TASK GOAL
Repeat the data below exactly, dropping any pictures it holds.
********************
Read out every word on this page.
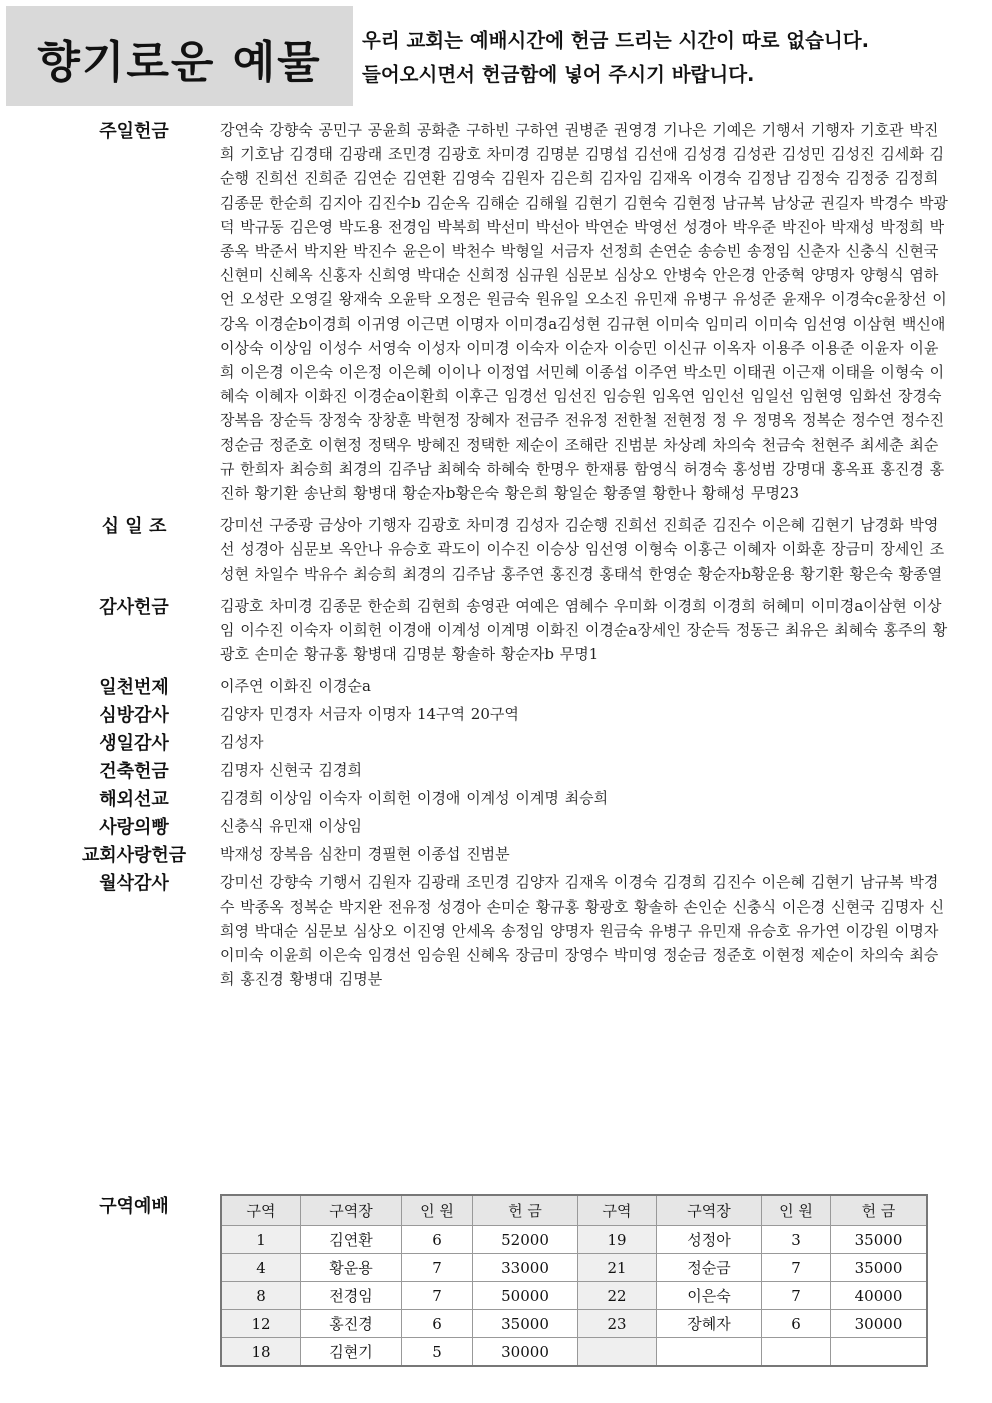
향기로운 예물	우리 교회는 예배시간에 헌금 드리는 시간이 따로 없습니다.
들어오시면서 헌금함에 넣어 주시기 바랍니다.
주일헌금	강연숙 강향숙 공민구 공윤희 공화춘 구하빈 구하연 권병준 권영경 기나은 기예은 기행서 기행자 기호관 박진희 기호남 김경태 김광래 조민경 김광호 차미경 김명분 김명섭 김선애 김성경 김성관 김성민 김성진 김세화 김순행 진희선 진희준 김연순 김연환 김영숙 김원자 김은희 김자임 김재옥 이경숙 김정남 김정숙 김정중 김정희 김종문 한순희 김지아 김진수b 김순옥 김해순 김해월 김현기 김현숙 김현정 남규복 남상균 권길자 박경수 박광덕 박규동 김은영 박도용 전경임 박복희 박선미 박선아 박연순 박영선 성경아 박우준 박진아 박재성 박정희 박종옥 박준서 박지완 박진수 윤은이 박천수 박형일 서금자 선정희 손연순 송승빈 송정임 신춘자 신충식 신현국 신현미 신혜옥 신홍자 신희영 박대순 신희정 심규원 심문보 심상오 안병숙 안은경 안중혁 양명자 양형식 염하언 오성란 오영길 왕재숙 오윤탁 오정은 원금숙 원유일 오소진 유민재 유병구 유성준 윤재우 이경숙c윤창선 이강옥 이경순b이경희 이귀영 이근면 이명자 이미경a김성현 김규현 이미숙 임미리 이미숙 임선영 이삼현 백신애 이상숙 이상임 이성수 서영숙 이성자 이미경 이숙자 이순자 이승민 이신규 이옥자 이용주 이용준 이윤자 이윤희 이은경 이은숙 이은정 이은혜 이이나 이정엽 서민혜 이종섭 이주연 박소민 이태권 이근재 이태을 이형숙 이혜숙 이혜자 이화진 이경순a이환희 이후근 임경선 임선진 임승원 임옥연 임인선 임일선 임현영 임화선 장경숙 장복음 장순득 장정숙 장창훈 박현정 장혜자 전금주 전유정 전한철 전현정 정 우 정명옥 정복순 정수연 정수진 정순금 정준호 이현정 정택우 방혜진 정택한 제순이 조해란 진범분 차상례 차의숙 천금숙 천현주 최세춘 최순규 한희자 최승희 최경의 김주남 최혜숙 하혜숙 한명우 한재룡 함영식 허경숙 홍성범 강명대 홍옥표 홍진경 홍진하 황기환 송난희 황병대 황순자b황은숙 황은희 황일순 황종열 황한나 황해성 무명23
십 일 조	강미선 구중광 금상아 기행자 김광호 차미경 김성자 김순행 진희선 진희준 김진수 이은혜 김현기 남경화 박영선 성경아 심문보 옥안나 유승호 곽도이 이수진 이승상 임선영 이형숙 이홍근 이혜자 이화훈 장금미 장세인 조성현 차일수 박유수 최승희 최경의 김주남 홍주연 홍진경 홍태석 한영순 황순자b황운용 황기환 황은숙 황종열
감사헌금	김광호 차미경 김종문 한순희 김현희 송영관 여예은 염혜수 우미화 이경희 이경희 허혜미 이미경a이삼현 이상임 이수진 이숙자 이희헌 이경애 이계성 이계명 이화진 이경순a장세인 장순득 정동근 최유은 최혜숙 홍주의 황광호 손미순 황규홍 황병대 김명분 황솔하 황순자b 무명1
일천번제	이주연 이화진 이경순a
심방감사	김양자 민경자 서금자 이명자 14구역 20구역
생일감사	김성자
건축헌금	김명자 신현국 김경희
해외선교	김경희 이상임 이숙자 이희헌 이경애 이계성 이계명 최승희
사랑의빵	신충식 유민재 이상임
교회사랑헌금	박재성 장복음 심찬미 경필현 이종섭 진범분
월삭감사	강미선 강향숙 기행서 김원자 김광래 조민경 김양자 김재옥 이경숙 김경희 김진수 이은혜 김현기 남규복 박경수 박종옥 정복순 박지완 전유정 성경아 손미순 황규홍 황광호 황솔하 손인순 신충식 이은경 신현국 김명자 신희영 박대순 심문보 심상오 이진영 안세옥 송정임 양명자 원금숙 유병구 유민재 유승호 유가연 이강원 이명자 이미숙 이윤희 이은숙 임경선 임승원 신혜옥 장금미 장영수 박미영 정순금 정준호 이현정 제순이 차의숙 최승희 홍진경 황병대 김명분
구역예배	구역	구역장	인 원	헌 금	구역	구역장	인 원	헌 금
1	김연환	6	52000	19	성정아	3	35000
4	황운용	7	33000	21	정순금	7	35000
8	전경임	7	50000	22	이은숙	7	40000
12	홍진경	6	35000	23	장혜자	6	30000
18	김현기	5	30000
********************
OUTPUT BELOW
Read out every word on this page.
향기로운 예물	우리 교회는 예배시간에 헌금 드리는 시간이 따로 없습니다.
들어오시면서 헌금함에 넣어 주시기 바랍니다.
주일헌금	강연숙 강향숙 공민구 공윤희 공화춘 구하빈 구하연 권병준 권영경 기나은 기예은 기행서 기행자 기호관 박진희 기호남 김경태 김광래 조민경 김광호 차미경 김명분 김명섭 김선애 김성경 김성관 김성민 김성진 김세화 김순행 진희선 진희준 김연순 김연환 김영숙 김원자 김은희 김자임 김재옥 이경숙 김정남 김정숙 김정중 김정희 김종문 한순희 김지아 김진수b 김순옥 김해순 김해월 김현기 김현숙 김현정 남규복 남상균 권길자 박경수 박광덕 박규동 김은영 박도용 전경임 박복희 박선미 박선아 박연순 박영선 성경아 박우준 박진아 박재성 박정희 박종옥 박준서 박지완 박진수 윤은이 박천수 박형일 서금자 선정희 손연순 송승빈 송정임 신춘자 신충식 신현국 신현미 신혜옥 신홍자 신희영 박대순 신희정 심규원 심문보 심상오 안병숙 안은경 안중혁 양명자 양형식 염하언 오성란 오영길 왕재숙 오윤탁 오정은 원금숙 원유일 오소진 유민재 유병구 유성준 윤재우 이경숙c윤창선 이강옥 이경순b이경희 이귀영 이근면 이명자 이미경a김성현 김규현 이미숙 임미리 이미숙 임선영 이삼현 백신애 이상숙 이상임 이성수 서영숙 이성자 이미경 이숙자 이순자 이승민 이신규 이옥자 이용주 이용준 이윤자 이윤희 이은경 이은숙 이은정 이은혜 이이나 이정엽 서민혜 이종섭 이주연 박소민 이태권 이근재 이태을 이형숙 이혜숙 이혜자 이화진 이경순a이환희 이후근 임경선 임선진 임승원 임옥연 임인선 임일선 임현영 임화선 장경숙 장복음 장순득 장정숙 장창훈 박현정 장혜자 전금주 전유정 전한철 전현정 정 우 정명옥 정복순 정수연 정수진 정순금 정준호 이현정 정택우 방혜진 정택한 제순이 조해란 진범분 차상례 차의숙 천금숙 천현주 최세춘 최순규 한희자 최승희 최경의 김주남 최혜숙 하혜숙 한명우 한재룡 함영식 허경숙 홍성범 강명대 홍옥표 홍진경 홍진하 황기환 송난희 황병대 황순자b황은숙 황은희 황일순 황종열 황한나 황해성 무명23
십 일 조	강미선 구중광 금상아 기행자 김광호 차미경 김성자 김순행 진희선 진희준 김진수 이은혜 김현기 남경화 박영선 성경아 심문보 옥안나 유승호 곽도이 이수진 이승상 임선영 이형숙 이홍근 이혜자 이화훈 장금미 장세인 조성현 차일수 박유수 최승희 최경의 김주남 홍주연 홍진경 홍태석 한영순 황순자b황운용 황기환 황은숙 황종열
감사헌금	김광호 차미경 김종문 한순희 김현희 송영관 여예은 염혜수 우미화 이경희 이경희 허혜미 이미경a이삼현 이상임 이수진 이숙자 이희헌 이경애 이계성 이계명 이화진 이경순a장세인 장순득 정동근 최유은 최혜숙 홍주의 황광호 손미순 황규홍 황병대 김명분 황솔하 황순자b 무명1
일천번제	이주연 이화진 이경순a
심방감사	김양자 민경자 서금자 이명자 14구역 20구역
생일감사	김성자
건축헌금	김명자 신현국 김경희
해외선교	김경희 이상임 이숙자 이희헌 이경애 이계성 이계명 최승희
사랑의빵	신충식 유민재 이상임
교회사랑헌금	박재성 장복음 심찬미 경필현 이종섭 진범분
월삭감사	강미선 강향숙 기행서 김원자 김광래 조민경 김양자 김재옥 이경숙 김경희 김진수 이은혜 김현기 남규복 박경수 박종옥 정복순 박지완 전유정 성경아 손미순 황규홍 황광호 황솔하 손인순 신충식 이은경 신현국 김명자 신희영 박대순 심문보 심상오 이진영 안세옥 송정임 양명자 원금숙 유병구 유민재 유승호 유가연 이강원 이명자 이미숙 이윤희 이은숙 임경선 임승원 신혜옥 장금미 장영수 박미영 정순금 정준호 이현정 제순이 차의숙 최승희 홍진경 황병대 김명분
구역예배	구역	구역장	인 원	헌 금	구역	구역장	인 원	헌 금
1	김연환	6	52000	19	성정아	3	35000
4	황운용	7	33000	21	정순금	7	35000
8	전경임	7	50000	22	이은숙	7	40000
12	홍진경	6	35000	23	장혜자	6	30000
18	김현기	5	30000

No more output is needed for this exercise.